**Stated task**
Find the string "háng" in the records. Copy every line it appears in.

---------- Provided records ----------

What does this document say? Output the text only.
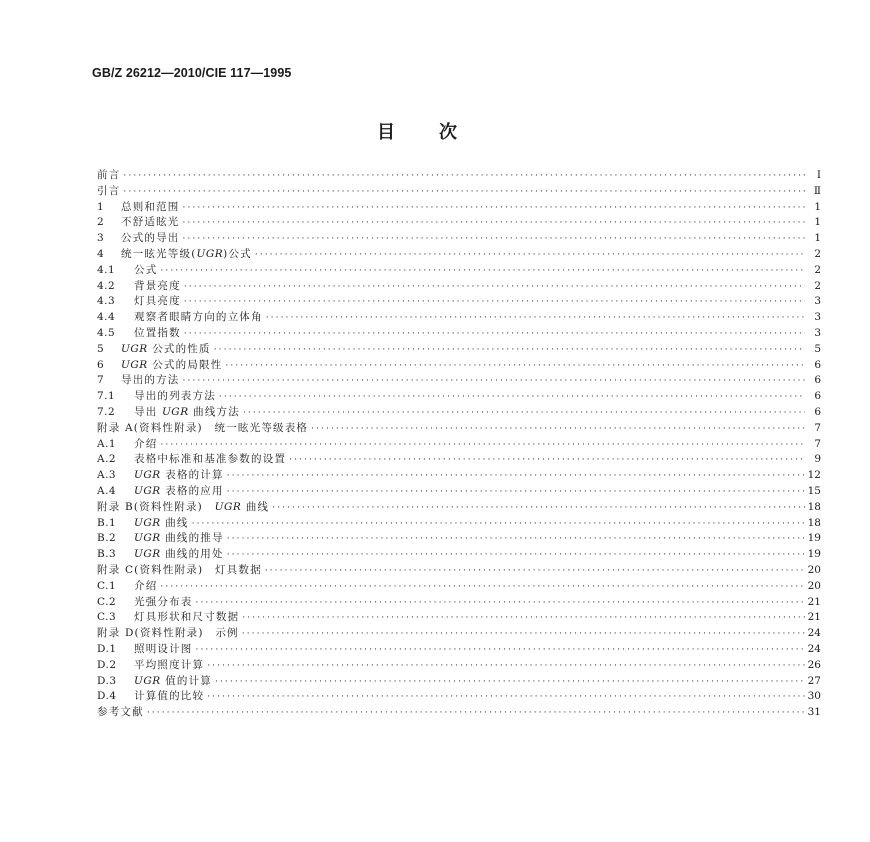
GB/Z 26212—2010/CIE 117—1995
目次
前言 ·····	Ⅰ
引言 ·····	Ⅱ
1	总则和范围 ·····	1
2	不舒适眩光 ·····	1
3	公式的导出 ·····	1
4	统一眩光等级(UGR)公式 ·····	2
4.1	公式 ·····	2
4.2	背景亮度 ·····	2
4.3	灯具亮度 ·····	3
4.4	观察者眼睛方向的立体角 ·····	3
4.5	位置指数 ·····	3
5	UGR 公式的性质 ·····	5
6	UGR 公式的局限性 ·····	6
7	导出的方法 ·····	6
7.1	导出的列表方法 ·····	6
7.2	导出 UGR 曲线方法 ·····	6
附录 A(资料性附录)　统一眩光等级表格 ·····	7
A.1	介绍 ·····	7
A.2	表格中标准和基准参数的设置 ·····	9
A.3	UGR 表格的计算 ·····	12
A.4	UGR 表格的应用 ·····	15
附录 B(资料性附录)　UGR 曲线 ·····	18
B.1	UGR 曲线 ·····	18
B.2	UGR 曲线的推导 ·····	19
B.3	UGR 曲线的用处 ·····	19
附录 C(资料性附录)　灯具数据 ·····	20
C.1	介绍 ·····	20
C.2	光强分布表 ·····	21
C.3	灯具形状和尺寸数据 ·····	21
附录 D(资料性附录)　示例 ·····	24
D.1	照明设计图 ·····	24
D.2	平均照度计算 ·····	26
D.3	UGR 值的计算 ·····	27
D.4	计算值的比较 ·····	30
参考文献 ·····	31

----------
---------- Provided records ----------

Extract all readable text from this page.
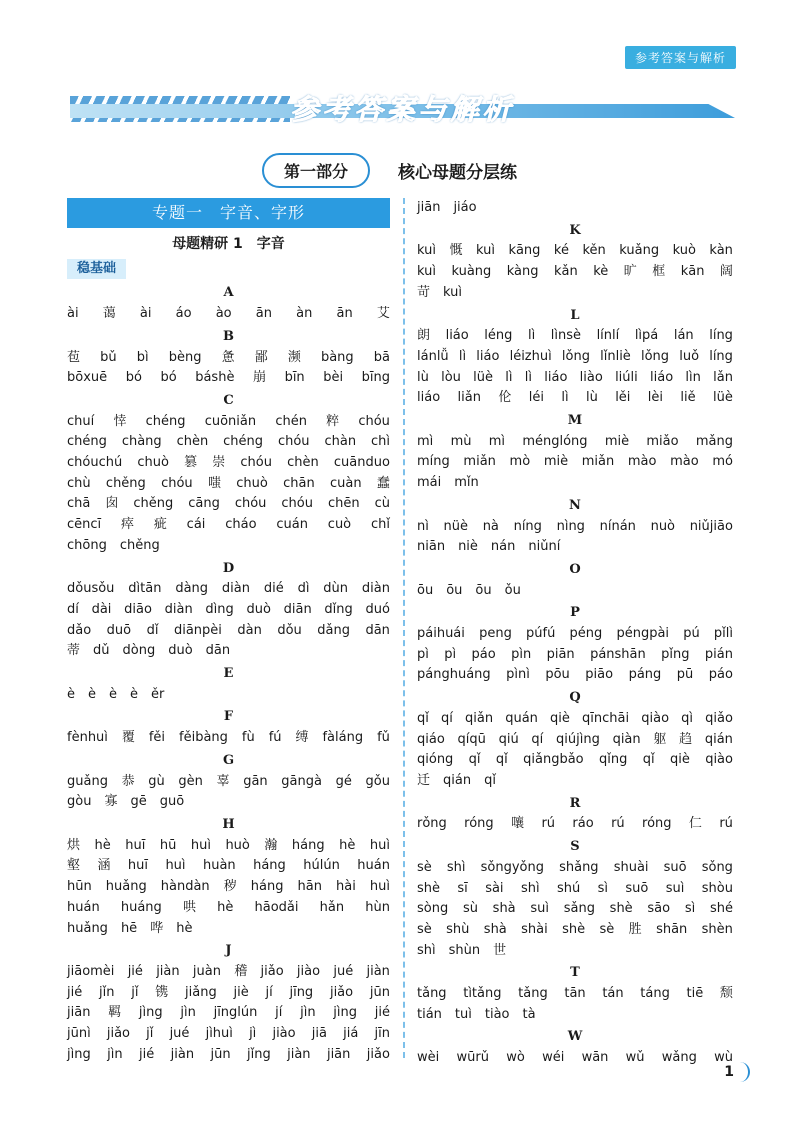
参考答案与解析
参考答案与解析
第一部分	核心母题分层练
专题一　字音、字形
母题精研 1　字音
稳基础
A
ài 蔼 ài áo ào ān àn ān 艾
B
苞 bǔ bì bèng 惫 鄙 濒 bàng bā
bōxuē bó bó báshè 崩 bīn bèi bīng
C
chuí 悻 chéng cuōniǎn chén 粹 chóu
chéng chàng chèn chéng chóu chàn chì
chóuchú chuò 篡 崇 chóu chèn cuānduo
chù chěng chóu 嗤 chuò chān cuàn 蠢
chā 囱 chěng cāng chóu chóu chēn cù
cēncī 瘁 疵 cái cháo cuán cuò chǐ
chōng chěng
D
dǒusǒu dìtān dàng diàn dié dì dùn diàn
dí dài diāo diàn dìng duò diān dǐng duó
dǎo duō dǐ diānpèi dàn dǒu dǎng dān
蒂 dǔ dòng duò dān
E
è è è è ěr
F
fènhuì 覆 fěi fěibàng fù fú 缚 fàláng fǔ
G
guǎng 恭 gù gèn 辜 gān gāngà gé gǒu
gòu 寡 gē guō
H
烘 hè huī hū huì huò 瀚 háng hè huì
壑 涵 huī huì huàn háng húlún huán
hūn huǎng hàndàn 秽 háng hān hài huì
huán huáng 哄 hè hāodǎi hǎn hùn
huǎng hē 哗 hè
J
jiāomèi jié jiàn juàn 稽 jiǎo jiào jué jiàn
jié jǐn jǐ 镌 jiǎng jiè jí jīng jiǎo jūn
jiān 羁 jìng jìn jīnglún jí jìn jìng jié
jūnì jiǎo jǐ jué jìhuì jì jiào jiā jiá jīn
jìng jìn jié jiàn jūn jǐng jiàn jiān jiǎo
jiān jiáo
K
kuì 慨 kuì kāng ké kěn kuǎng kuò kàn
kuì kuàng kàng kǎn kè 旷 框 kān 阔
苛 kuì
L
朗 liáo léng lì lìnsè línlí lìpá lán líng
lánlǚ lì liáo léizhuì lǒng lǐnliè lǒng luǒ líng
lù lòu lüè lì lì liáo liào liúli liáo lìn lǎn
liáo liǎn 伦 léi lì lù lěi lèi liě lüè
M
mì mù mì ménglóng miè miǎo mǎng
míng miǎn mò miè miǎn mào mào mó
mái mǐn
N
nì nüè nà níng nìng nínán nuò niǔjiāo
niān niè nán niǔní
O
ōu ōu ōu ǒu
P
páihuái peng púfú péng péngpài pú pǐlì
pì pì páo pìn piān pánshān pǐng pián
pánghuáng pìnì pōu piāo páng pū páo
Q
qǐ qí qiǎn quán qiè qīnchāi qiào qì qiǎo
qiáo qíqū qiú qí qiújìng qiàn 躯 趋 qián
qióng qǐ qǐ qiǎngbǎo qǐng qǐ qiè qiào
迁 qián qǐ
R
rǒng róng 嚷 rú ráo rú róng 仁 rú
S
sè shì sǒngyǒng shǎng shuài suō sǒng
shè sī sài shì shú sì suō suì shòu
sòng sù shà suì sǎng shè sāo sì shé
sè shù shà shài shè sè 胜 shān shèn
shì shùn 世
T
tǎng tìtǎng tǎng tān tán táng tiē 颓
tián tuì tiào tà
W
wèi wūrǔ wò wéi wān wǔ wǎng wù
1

----------

**Result of this exercise**
烘 hè huī hū huì huò 瀚 háng hè huì
壑 涵 huī huì huàn háng húlún huán
hūn huǎng hàndàn 秽 háng hān hài huì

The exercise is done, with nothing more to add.